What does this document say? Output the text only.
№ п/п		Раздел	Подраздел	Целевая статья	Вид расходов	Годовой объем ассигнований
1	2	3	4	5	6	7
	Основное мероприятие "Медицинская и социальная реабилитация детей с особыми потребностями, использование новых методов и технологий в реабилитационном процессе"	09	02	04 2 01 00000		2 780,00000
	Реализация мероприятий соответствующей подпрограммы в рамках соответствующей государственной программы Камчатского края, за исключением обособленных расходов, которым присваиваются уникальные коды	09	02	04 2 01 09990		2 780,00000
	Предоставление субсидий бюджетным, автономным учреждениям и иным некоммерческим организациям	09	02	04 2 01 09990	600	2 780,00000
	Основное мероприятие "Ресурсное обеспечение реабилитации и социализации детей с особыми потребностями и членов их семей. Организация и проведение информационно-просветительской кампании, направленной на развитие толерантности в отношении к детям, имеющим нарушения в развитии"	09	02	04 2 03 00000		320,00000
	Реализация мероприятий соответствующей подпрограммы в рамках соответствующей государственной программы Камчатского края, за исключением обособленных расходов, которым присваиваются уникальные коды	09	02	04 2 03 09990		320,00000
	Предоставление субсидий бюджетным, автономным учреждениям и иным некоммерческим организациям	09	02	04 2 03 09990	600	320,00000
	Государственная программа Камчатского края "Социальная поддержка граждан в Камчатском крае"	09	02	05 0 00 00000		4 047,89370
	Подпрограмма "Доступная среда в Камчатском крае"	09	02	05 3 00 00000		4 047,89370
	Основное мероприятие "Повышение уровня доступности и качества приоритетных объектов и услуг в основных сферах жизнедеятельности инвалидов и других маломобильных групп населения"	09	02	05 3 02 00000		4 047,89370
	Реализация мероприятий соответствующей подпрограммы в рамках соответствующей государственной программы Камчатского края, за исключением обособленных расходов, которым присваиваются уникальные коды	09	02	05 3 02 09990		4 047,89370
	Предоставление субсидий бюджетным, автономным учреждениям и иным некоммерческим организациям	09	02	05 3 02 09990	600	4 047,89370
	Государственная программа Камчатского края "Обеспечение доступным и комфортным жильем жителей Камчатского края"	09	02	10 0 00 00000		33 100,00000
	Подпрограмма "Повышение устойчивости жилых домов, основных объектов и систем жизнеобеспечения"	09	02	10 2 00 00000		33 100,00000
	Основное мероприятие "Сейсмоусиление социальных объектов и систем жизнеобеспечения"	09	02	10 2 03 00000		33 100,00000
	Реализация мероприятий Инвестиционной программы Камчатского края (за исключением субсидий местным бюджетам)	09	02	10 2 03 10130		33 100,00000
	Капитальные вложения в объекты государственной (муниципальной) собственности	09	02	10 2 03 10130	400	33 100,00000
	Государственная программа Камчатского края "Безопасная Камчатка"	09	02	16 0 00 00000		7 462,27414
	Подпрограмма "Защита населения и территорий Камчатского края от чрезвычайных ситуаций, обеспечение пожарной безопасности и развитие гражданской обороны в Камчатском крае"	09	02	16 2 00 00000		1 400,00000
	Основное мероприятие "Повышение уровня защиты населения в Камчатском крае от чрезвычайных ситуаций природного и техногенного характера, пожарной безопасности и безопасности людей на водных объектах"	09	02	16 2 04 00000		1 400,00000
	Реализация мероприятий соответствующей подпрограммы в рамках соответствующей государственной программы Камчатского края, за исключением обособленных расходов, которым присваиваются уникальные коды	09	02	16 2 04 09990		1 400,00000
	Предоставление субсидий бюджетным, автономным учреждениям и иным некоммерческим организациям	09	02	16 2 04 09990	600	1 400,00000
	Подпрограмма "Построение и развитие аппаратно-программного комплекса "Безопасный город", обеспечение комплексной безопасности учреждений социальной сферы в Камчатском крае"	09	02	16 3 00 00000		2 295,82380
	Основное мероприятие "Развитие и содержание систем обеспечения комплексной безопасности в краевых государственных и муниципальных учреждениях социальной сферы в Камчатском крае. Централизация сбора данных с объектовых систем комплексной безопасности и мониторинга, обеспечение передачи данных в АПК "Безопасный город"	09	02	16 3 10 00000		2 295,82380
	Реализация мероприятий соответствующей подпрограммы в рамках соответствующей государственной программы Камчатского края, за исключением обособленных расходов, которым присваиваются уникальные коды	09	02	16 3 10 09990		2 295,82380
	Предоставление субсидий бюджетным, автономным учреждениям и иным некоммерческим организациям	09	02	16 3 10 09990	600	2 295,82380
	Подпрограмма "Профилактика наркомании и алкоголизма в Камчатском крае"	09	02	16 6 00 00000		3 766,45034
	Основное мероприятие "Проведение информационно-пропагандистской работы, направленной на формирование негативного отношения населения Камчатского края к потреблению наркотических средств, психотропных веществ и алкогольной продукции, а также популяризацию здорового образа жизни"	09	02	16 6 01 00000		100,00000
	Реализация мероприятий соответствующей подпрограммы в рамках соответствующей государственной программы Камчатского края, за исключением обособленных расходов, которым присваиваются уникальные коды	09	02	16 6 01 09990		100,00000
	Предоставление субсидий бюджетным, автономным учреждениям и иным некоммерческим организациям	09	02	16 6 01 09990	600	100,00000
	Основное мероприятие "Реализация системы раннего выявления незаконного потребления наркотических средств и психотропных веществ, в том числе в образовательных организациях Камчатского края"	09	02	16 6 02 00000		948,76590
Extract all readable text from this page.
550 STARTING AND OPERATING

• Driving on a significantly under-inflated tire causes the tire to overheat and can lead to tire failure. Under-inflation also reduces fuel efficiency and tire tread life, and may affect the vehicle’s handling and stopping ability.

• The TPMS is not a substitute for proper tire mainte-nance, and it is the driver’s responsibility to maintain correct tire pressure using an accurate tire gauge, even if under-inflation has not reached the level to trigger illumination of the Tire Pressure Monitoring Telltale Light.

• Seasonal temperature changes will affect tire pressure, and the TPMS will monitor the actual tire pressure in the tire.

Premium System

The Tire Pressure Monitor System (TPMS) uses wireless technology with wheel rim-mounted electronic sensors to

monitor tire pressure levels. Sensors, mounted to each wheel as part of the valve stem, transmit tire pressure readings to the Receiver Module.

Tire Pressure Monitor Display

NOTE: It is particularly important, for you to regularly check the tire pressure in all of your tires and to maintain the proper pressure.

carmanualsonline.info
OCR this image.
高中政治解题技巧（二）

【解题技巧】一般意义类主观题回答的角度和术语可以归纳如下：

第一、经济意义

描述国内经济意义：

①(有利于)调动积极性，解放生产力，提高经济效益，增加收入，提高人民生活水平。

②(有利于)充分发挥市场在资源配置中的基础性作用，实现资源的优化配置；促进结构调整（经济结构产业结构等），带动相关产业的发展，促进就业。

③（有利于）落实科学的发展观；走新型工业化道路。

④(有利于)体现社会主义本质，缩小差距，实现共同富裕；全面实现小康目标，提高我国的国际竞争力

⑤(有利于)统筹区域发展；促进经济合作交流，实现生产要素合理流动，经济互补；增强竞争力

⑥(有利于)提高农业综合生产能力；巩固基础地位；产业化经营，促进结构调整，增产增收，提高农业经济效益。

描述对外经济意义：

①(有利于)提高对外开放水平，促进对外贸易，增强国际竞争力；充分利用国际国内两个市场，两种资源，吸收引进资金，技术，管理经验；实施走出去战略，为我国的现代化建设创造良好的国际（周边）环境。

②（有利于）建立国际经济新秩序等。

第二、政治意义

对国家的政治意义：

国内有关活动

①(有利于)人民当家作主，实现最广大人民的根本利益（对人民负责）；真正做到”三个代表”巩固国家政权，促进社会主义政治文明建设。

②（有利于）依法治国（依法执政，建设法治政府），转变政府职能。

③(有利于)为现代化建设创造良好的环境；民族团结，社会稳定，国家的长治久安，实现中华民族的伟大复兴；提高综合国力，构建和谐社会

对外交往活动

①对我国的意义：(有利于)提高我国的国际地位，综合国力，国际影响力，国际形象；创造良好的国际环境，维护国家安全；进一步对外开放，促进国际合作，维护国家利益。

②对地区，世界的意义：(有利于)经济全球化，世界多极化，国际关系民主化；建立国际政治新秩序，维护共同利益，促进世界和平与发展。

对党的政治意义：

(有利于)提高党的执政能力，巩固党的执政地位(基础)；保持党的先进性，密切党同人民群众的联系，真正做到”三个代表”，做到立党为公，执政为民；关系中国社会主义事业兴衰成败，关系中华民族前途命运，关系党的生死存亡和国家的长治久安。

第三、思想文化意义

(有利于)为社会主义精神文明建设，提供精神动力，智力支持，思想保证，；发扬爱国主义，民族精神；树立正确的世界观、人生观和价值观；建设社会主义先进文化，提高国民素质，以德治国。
--*--
• [Your goal]: Select and copy every line from the records that includes the word "Подпрограмма".

• [Full solution]:
	Подпрограмма "Доступная среда в Камчатском крае"	09	02	05 3 00 00000		4 047,89370
	Подпрограмма "Повышение устойчивости жилых домов, основных объектов и систем жизнеобеспечения"	09	02	10 2 00 00000		33 100,00000
	Подпрограмма "Защита населения и территорий Камчатского края от чрезвычайных ситуаций, обеспечение пожарной безопасности и развитие гражданской обороны в Камчатском крае"	09	02	16 2 00 00000		1 400,00000
	Подпрограмма "Построение и развитие аппаратно-программного комплекса "Безопасный город", обеспечение комплексной безопасности учреждений социальной сферы в Камчатском крае"	09	02	16 3 00 00000		2 295,82380
	Подпрограмма "Профилактика наркомании и алкоголизма в Камчатском крае"	09	02	16 6 00 00000		3 766,45034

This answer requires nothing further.